* Dataset entries
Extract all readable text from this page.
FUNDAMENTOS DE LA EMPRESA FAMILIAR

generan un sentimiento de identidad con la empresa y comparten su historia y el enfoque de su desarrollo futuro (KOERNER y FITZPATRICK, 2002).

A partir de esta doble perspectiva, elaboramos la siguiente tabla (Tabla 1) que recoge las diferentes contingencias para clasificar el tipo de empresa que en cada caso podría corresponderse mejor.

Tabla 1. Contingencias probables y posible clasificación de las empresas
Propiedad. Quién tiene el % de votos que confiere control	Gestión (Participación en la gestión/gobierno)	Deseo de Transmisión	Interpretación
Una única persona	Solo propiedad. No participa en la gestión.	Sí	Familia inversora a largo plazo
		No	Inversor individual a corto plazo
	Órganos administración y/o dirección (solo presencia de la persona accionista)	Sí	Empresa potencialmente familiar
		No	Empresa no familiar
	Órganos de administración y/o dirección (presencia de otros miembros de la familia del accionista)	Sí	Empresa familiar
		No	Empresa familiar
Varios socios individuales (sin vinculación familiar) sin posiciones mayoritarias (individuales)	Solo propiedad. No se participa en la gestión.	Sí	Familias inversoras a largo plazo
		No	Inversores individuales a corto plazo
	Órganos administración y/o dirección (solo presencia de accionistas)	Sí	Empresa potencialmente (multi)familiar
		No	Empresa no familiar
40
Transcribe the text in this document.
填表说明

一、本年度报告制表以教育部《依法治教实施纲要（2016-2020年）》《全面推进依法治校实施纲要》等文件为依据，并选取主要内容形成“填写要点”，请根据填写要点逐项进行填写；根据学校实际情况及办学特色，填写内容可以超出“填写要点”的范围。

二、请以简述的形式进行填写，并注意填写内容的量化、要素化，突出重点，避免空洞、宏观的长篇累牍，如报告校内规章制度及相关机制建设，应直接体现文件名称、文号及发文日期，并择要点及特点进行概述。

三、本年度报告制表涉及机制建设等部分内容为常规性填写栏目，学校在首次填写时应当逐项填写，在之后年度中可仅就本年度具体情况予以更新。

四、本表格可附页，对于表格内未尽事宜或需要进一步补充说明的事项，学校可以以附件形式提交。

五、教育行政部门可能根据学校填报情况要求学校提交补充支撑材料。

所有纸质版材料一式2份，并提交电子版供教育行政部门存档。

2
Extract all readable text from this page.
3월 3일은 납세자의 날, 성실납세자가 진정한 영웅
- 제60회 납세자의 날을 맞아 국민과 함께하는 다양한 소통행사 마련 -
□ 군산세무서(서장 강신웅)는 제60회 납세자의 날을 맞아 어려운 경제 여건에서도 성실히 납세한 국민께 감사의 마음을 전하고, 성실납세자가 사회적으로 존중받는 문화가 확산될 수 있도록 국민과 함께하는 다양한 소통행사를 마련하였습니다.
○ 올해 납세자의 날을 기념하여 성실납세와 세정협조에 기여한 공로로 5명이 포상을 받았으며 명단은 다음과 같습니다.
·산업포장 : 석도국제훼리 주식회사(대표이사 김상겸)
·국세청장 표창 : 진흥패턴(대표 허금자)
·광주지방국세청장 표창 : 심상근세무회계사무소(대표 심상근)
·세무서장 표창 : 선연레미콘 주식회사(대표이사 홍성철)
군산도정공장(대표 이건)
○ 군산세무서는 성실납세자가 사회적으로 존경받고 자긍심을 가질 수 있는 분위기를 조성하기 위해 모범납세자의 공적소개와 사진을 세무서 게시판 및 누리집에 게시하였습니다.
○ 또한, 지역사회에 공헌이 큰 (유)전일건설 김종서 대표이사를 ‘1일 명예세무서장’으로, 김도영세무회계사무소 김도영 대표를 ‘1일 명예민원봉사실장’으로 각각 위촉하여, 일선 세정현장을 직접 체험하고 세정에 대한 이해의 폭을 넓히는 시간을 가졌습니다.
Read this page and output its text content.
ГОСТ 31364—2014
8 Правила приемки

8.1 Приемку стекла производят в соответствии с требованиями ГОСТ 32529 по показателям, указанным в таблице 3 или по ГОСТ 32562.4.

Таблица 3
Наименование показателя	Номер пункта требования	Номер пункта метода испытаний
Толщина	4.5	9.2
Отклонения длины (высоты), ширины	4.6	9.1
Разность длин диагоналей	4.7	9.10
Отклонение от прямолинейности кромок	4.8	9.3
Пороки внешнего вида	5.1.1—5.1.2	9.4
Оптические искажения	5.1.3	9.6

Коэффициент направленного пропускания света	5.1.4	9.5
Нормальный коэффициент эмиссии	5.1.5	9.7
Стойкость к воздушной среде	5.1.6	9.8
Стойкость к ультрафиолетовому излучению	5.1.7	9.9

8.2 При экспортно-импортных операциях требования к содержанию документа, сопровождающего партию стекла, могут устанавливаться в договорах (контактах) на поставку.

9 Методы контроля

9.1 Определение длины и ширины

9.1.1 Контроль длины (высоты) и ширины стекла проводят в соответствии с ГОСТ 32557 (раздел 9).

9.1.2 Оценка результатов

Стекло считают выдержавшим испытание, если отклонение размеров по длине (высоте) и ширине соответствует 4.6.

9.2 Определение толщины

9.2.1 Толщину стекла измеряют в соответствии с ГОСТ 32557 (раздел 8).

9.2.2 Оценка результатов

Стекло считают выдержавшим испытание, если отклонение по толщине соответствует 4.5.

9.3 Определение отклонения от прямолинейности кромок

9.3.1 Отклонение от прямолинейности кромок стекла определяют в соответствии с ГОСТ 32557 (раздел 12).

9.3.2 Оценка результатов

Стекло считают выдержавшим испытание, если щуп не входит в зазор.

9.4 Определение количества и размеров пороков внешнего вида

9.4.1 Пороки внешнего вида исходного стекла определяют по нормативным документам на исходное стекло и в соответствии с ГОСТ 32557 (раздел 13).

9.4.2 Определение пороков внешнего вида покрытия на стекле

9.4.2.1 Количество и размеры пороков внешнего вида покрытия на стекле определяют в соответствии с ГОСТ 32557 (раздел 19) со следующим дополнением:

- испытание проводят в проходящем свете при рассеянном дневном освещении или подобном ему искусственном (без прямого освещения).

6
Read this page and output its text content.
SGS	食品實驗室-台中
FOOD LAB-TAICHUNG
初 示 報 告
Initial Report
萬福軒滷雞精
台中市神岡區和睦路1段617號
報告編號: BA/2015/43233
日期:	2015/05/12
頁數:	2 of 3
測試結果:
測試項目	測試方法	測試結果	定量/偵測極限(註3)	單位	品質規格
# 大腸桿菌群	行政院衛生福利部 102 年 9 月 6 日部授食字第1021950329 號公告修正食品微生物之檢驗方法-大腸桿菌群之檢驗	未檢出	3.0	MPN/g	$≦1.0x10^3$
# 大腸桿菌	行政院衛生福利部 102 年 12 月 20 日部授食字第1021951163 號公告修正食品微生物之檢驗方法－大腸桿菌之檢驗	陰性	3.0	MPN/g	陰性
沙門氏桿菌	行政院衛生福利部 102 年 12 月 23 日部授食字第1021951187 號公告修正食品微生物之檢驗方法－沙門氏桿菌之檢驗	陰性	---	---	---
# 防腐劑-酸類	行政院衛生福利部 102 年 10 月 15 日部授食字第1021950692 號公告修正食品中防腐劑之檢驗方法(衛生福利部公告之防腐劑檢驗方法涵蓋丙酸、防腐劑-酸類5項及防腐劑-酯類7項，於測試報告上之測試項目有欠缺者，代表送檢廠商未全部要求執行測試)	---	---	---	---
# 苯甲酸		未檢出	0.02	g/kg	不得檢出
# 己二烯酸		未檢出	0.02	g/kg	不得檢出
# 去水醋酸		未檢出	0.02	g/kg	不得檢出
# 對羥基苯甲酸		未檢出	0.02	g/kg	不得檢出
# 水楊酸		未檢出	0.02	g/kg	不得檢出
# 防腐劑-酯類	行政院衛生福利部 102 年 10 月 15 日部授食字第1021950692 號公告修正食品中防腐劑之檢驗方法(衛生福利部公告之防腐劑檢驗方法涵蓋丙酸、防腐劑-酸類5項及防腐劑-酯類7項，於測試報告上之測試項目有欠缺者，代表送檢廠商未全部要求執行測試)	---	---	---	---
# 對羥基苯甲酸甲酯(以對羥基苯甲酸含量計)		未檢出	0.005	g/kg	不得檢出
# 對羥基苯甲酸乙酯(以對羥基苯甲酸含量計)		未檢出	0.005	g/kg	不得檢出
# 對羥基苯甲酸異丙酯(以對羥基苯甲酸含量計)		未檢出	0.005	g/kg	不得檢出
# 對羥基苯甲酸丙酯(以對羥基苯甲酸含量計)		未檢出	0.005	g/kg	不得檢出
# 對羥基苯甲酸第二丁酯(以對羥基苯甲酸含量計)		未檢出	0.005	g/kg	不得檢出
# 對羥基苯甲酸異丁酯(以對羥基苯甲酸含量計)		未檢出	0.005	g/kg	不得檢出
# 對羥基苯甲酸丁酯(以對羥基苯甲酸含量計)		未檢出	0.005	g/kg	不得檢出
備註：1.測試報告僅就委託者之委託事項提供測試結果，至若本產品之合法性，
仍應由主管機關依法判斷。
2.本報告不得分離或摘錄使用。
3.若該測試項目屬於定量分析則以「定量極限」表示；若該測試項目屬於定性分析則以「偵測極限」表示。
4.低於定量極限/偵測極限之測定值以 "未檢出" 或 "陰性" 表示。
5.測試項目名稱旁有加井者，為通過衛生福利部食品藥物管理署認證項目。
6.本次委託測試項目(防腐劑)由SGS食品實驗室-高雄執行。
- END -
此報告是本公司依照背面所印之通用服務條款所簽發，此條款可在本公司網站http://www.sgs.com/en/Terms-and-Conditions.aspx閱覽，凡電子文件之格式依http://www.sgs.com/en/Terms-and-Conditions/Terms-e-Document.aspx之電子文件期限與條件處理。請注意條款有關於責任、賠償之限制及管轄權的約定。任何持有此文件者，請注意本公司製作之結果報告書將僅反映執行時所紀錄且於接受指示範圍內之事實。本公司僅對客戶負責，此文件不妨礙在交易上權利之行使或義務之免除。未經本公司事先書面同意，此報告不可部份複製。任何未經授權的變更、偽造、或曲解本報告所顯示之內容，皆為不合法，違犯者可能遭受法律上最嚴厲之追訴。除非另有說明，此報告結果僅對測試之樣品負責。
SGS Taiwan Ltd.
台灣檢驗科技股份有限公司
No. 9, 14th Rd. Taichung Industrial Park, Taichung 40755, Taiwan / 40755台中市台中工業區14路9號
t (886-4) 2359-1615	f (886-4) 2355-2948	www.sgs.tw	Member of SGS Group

* Work instructions
Find the lines that include the string "раздел", then copy each of them.

* Answer to this problem
9.1.1 Контроль длины (высоты) и ширины стекла проводят в соответствии с ГОСТ 32557 (раздел 9).
9.2.1 Толщину стекла измеряют в соответствии с ГОСТ 32557 (раздел 8).
9.3.1 Отклонение от прямолинейности кромок стекла определяют в соответствии с ГОСТ 32557 (раздел 12).
9.4.1 Пороки внешнего вида исходного стекла определяют по нормативным документам на исходное стекло и в соответствии с ГОСТ 32557 (раздел 13).
9.4.2.1 Количество и размеры пороков внешнего вида покрытия на стекле определяют в соответствии с ГОСТ 32557 (раздел 19) со следующим дополнением:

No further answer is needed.